:: Stated problem ::
Using the records below, please work out how many lines contain "Verfügung"; answer with the number alone.

(Recorded data)
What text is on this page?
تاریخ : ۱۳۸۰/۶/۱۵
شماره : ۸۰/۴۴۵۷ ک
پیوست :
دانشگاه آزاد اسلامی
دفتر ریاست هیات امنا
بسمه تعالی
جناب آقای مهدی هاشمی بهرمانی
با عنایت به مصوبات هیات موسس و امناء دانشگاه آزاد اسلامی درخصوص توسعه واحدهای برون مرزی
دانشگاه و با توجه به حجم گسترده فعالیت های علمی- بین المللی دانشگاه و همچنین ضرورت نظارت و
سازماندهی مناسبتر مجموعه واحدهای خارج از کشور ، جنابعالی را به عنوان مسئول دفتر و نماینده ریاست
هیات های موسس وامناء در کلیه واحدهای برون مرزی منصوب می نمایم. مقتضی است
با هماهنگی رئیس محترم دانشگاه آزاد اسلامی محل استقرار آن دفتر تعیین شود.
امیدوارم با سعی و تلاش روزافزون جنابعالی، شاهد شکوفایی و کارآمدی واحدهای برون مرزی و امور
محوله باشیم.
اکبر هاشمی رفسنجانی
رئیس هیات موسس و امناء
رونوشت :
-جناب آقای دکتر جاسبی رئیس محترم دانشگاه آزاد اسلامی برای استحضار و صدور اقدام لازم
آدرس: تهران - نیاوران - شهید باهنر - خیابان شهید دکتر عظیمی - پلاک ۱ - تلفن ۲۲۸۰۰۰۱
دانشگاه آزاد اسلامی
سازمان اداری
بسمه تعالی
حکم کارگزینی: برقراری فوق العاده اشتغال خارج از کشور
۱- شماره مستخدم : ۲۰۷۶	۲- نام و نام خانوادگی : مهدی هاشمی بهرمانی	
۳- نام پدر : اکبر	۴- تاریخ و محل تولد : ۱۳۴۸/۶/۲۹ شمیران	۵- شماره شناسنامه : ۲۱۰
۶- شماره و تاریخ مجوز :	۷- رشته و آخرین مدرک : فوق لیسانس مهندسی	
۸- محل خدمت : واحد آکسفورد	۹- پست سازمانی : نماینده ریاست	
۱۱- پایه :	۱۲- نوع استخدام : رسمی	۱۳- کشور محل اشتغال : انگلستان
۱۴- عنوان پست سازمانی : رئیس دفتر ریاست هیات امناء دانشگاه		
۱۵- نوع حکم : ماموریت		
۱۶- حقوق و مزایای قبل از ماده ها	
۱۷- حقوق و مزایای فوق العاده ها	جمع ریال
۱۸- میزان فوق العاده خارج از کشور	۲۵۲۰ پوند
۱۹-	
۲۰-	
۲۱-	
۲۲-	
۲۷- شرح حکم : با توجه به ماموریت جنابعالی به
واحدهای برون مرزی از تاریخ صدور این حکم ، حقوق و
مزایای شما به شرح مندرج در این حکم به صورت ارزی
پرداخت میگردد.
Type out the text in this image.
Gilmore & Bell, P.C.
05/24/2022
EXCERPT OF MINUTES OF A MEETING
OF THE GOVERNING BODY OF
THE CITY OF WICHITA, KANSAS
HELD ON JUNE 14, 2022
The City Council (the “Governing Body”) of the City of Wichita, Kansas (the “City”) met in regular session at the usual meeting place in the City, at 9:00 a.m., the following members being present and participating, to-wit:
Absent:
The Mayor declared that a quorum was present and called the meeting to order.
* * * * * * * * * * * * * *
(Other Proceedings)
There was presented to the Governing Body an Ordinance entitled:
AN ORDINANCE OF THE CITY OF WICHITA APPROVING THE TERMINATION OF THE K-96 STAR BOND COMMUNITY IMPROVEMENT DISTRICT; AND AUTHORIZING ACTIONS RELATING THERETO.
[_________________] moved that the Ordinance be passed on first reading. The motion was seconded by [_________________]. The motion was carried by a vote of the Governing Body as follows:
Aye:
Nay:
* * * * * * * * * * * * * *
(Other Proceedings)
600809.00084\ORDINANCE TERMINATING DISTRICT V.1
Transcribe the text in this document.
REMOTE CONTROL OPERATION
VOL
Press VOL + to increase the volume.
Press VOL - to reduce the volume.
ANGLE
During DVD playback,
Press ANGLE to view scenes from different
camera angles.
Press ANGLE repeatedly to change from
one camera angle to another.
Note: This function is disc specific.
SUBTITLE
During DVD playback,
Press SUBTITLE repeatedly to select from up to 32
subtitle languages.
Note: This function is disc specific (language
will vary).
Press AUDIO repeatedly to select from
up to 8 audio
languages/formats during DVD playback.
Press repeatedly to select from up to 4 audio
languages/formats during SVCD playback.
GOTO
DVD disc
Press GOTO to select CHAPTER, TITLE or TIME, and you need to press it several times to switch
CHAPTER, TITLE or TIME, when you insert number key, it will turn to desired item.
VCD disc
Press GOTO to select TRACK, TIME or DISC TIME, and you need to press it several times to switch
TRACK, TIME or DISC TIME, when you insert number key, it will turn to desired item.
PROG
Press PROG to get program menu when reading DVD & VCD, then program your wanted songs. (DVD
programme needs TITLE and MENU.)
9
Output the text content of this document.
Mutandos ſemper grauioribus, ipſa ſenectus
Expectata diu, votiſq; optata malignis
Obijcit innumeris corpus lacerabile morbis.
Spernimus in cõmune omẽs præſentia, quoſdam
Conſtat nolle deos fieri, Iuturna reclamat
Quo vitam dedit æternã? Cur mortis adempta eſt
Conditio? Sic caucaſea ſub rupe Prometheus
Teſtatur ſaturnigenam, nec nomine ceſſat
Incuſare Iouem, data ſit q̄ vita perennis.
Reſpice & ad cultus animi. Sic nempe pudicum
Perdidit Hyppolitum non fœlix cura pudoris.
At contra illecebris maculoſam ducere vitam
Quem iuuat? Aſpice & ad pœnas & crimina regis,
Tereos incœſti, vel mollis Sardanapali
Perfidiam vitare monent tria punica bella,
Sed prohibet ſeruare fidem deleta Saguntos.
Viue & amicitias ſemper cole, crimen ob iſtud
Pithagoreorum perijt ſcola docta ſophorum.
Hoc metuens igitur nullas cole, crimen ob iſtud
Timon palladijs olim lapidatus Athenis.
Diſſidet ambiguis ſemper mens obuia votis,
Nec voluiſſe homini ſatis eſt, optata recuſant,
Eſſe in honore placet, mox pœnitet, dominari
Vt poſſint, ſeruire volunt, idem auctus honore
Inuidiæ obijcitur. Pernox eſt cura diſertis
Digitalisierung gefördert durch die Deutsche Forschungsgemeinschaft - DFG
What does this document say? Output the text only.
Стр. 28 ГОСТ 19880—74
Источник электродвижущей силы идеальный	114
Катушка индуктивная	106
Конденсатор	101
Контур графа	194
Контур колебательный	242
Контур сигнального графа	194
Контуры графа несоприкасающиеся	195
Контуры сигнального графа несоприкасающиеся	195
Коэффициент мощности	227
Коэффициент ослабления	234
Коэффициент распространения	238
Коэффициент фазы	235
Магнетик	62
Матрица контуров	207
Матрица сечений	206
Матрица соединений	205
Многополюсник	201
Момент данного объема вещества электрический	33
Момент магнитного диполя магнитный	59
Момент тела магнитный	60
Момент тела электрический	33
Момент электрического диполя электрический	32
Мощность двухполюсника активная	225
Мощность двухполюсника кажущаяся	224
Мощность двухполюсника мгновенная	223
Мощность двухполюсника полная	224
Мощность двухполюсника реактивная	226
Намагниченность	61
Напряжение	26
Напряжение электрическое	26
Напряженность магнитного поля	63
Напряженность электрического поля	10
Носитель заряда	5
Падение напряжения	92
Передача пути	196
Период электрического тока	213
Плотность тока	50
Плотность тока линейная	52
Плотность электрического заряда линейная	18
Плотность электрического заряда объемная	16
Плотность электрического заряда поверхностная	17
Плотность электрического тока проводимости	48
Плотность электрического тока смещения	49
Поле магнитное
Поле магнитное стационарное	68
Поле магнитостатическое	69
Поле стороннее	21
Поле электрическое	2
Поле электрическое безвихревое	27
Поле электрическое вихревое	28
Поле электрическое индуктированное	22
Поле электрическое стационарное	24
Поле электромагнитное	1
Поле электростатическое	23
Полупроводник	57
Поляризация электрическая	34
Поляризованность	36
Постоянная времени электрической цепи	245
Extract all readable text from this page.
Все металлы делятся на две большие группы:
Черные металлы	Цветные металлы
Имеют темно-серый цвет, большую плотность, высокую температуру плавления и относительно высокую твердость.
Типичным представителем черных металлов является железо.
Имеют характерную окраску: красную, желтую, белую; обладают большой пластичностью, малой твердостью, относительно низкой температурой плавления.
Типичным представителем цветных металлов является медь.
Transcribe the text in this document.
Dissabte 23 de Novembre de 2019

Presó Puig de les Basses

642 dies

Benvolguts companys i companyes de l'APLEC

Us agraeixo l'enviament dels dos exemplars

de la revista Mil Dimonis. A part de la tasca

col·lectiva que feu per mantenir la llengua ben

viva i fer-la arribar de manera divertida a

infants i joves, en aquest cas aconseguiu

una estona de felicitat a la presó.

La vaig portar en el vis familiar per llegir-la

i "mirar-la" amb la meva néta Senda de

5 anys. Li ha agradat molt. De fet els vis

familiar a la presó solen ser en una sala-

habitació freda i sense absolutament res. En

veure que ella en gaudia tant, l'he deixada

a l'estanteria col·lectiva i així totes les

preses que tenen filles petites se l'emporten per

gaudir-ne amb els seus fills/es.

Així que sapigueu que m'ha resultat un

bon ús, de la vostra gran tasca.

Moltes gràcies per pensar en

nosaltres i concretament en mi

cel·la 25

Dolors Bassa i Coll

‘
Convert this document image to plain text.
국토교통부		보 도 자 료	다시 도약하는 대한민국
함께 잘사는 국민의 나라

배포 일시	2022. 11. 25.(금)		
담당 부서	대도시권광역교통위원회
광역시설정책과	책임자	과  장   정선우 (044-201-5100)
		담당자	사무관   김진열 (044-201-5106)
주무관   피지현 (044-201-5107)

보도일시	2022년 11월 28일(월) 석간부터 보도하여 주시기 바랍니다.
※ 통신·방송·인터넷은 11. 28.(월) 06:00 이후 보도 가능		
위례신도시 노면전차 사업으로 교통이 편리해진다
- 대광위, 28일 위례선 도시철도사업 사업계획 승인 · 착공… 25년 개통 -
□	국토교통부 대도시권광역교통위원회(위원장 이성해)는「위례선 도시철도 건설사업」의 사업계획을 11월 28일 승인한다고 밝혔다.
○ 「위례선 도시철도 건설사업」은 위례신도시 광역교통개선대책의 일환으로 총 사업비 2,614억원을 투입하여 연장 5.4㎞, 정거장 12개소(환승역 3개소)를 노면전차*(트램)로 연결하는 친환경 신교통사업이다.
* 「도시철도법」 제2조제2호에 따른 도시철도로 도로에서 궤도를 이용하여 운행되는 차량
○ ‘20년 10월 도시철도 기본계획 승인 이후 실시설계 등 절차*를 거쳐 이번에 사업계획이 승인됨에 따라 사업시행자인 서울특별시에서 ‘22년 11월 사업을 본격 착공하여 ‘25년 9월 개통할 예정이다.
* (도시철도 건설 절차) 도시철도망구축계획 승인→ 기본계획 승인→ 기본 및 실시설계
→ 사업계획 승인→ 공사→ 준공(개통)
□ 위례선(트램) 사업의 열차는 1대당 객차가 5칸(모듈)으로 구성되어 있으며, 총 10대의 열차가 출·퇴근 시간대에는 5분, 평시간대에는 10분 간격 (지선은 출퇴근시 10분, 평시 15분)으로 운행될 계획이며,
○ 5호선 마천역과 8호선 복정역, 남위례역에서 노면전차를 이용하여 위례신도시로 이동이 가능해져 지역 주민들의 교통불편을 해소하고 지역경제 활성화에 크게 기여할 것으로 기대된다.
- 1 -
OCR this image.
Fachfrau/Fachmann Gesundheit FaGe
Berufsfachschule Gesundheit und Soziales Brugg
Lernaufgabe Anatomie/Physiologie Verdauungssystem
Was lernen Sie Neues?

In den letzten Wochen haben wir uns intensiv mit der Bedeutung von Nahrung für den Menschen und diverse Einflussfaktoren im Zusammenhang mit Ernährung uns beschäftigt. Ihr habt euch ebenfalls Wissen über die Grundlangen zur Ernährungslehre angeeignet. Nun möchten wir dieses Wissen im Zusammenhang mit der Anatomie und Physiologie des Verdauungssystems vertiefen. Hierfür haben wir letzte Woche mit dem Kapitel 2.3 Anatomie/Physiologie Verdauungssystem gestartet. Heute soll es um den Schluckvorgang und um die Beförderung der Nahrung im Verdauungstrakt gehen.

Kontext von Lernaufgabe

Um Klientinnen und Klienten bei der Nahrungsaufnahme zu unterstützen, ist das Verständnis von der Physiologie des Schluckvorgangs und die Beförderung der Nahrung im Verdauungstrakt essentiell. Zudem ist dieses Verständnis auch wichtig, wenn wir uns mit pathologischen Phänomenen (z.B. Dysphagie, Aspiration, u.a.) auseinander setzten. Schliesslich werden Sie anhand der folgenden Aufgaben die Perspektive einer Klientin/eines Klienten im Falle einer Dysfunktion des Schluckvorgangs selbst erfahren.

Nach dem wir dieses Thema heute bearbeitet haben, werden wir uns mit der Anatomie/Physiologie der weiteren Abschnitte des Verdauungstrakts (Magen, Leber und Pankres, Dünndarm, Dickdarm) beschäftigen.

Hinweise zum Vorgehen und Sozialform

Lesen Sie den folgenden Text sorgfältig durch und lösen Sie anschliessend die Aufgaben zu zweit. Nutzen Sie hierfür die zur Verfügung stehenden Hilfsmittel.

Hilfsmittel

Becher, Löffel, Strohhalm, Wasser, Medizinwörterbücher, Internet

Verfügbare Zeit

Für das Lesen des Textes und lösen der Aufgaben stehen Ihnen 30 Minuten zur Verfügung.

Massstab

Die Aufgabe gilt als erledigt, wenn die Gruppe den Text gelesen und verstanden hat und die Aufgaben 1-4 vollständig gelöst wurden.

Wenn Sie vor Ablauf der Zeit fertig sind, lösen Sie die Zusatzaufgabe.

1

:: Worked answer ::
2